Required work: Repeat the whole listing below, word for word.

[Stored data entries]

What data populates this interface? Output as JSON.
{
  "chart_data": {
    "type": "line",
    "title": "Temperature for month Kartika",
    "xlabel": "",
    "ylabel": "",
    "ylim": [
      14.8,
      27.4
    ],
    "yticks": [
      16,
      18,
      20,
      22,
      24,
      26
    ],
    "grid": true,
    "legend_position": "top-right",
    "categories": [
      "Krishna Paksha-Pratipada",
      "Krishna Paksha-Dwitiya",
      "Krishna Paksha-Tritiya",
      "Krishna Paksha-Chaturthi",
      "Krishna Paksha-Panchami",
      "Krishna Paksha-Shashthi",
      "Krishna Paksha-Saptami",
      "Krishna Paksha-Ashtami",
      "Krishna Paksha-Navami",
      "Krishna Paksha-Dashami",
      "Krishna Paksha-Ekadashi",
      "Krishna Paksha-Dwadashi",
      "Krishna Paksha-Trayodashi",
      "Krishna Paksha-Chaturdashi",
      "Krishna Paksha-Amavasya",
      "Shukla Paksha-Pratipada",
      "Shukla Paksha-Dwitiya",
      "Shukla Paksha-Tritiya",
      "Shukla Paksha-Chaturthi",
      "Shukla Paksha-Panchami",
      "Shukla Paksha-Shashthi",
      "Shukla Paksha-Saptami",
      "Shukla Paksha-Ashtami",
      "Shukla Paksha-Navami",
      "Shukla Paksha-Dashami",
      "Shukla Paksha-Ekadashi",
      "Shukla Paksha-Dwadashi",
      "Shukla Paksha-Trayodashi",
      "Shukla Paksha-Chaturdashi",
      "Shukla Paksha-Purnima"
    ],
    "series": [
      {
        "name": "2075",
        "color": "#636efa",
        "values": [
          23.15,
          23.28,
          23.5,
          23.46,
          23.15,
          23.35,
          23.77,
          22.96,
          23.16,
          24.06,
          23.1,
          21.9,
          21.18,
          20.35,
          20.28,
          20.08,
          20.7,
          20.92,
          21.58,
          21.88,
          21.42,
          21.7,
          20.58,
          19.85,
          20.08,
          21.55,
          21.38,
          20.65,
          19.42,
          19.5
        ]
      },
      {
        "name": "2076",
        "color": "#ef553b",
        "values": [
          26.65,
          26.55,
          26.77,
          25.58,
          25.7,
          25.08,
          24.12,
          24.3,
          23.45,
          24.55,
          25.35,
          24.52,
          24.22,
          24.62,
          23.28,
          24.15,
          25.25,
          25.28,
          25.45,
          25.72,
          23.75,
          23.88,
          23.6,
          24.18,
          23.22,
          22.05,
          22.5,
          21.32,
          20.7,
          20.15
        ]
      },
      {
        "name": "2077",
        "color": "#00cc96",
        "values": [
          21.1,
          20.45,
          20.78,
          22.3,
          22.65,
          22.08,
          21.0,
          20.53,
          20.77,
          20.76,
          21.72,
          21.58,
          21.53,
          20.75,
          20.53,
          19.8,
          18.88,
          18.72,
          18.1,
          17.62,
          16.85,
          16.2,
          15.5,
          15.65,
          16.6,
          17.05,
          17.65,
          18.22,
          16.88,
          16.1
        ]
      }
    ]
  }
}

Task solution:
What data populates this interface? Output as JSON.
{
  "chart_data": {
    "type": "line",
    "title": "Temperature for month Kartika",
    "xlabel": "",
    "ylabel": "",
    "ylim": [
      14.8,
      27.4
    ],
    "yticks": [
      16,
      18,
      20,
      22,
      24,
      26
    ],
    "grid": true,
    "legend_position": "top-right",
    "categories": [
      "Krishna Paksha-Pratipada",
      "Krishna Paksha-Dwitiya",
      "Krishna Paksha-Tritiya",
      "Krishna Paksha-Chaturthi",
      "Krishna Paksha-Panchami",
      "Krishna Paksha-Shashthi",
      "Krishna Paksha-Saptami",
      "Krishna Paksha-Ashtami",
      "Krishna Paksha-Navami",
      "Krishna Paksha-Dashami",
      "Krishna Paksha-Ekadashi",
      "Krishna Paksha-Dwadashi",
      "Krishna Paksha-Trayodashi",
      "Krishna Paksha-Chaturdashi",
      "Krishna Paksha-Amavasya",
      "Shukla Paksha-Pratipada",
      "Shukla Paksha-Dwitiya",
      "Shukla Paksha-Tritiya",
      "Shukla Paksha-Chaturthi",
      "Shukla Paksha-Panchami",
      "Shukla Paksha-Shashthi",
      "Shukla Paksha-Saptami",
      "Shukla Paksha-Ashtami",
      "Shukla Paksha-Navami",
      "Shukla Paksha-Dashami",
      "Shukla Paksha-Ekadashi",
      "Shukla Paksha-Dwadashi",
      "Shukla Paksha-Trayodashi",
      "Shukla Paksha-Chaturdashi",
      "Shukla Paksha-Purnima"
    ],
    "series": [
      {
        "name": "2075",
        "color": "#636efa",
        "values": [
          23.15,
          23.28,
          23.5,
          23.46,
          23.15,
          23.35,
          23.77,
          22.96,
          23.16,
          24.06,
          23.1,
          21.9,
          21.18,
          20.35,
          20.28,
          20.08,
          20.7,
          20.92,
          21.58,
          21.88,
          21.42,
          21.7,
          20.58,
          19.85,
          20.08,
          21.55,
          21.38,
          20.65,
          19.42,
          19.5
        ]
      },
      {
        "name": "2076",
        "color": "#ef553b",
        "values": [
          26.65,
          26.55,
          26.77,
          25.58,
          25.7,
          25.08,
          24.12,
          24.3,
          23.45,
          24.55,
          25.35,
          24.52,
          24.22,
          24.62,
          23.28,
          24.15,
          25.25,
          25.28,
          25.45,
          25.72,
          23.75,
          23.88,
          23.6,
          24.18,
          23.22,
          22.05,
          22.5,
          21.32,
          20.7,
          20.15
        ]
      },
      {
        "name": "2077",
        "color": "#00cc96",
        "values": [
          21.1,
          20.45,
          20.78,
          22.3,
          22.65,
          22.08,
          21.0,
          20.53,
          20.77,
          20.76,
          21.72,
          21.58,
          21.53,
          20.75,
          20.53,
          19.8,
          18.88,
          18.72,
          18.1,
          17.62,
          16.85,
          16.2,
          15.5,
          15.65,
          16.6,
          17.05,
          17.65,
          18.22,
          16.88,
          16.1
        ]
      }
    ]
  }
}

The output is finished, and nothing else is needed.